Tell how many lines carry the word "time"; the reply is the number and nothing else.

>> start Records

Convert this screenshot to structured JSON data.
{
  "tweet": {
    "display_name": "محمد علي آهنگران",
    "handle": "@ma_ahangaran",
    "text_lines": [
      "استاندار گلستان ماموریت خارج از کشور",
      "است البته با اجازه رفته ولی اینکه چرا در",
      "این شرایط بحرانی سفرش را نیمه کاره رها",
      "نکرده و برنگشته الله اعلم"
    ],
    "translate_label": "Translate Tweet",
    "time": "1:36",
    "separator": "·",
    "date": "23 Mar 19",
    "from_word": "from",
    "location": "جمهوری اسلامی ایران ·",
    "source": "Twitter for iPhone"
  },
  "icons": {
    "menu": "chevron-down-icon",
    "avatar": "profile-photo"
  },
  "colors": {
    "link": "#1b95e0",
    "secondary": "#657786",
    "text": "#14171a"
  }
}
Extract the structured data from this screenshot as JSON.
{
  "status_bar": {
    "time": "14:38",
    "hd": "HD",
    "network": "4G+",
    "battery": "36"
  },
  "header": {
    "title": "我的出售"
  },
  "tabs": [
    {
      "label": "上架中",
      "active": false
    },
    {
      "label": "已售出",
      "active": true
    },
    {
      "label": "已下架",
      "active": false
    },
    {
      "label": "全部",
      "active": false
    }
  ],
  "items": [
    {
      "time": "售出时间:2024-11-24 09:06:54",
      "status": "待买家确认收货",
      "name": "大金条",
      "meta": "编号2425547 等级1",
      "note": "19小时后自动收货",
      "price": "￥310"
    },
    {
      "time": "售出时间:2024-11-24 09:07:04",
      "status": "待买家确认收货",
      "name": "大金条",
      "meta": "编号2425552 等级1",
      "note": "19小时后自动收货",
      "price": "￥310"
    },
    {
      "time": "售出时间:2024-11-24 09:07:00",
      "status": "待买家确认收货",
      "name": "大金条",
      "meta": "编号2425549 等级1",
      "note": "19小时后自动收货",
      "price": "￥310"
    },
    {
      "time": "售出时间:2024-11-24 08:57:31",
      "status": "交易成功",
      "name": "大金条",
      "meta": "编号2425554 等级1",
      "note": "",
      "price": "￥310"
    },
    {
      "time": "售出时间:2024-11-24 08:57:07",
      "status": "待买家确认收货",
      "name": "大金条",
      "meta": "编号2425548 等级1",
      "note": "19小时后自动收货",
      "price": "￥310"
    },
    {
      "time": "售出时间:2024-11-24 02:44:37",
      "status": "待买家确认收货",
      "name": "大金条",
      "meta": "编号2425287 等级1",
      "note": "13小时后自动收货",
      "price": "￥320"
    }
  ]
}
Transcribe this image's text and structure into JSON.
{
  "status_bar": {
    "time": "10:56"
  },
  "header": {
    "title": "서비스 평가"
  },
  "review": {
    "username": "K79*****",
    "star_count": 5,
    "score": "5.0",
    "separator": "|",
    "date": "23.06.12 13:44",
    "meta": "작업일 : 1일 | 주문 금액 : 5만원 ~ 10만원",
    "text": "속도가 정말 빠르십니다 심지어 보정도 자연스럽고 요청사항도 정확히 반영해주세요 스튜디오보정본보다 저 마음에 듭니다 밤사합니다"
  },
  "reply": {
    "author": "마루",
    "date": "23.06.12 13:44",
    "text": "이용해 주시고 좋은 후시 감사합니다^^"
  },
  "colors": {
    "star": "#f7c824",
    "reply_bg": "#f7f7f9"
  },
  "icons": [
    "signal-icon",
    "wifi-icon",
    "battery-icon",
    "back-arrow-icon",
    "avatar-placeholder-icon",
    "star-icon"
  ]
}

>> end Records

**Full answer**
9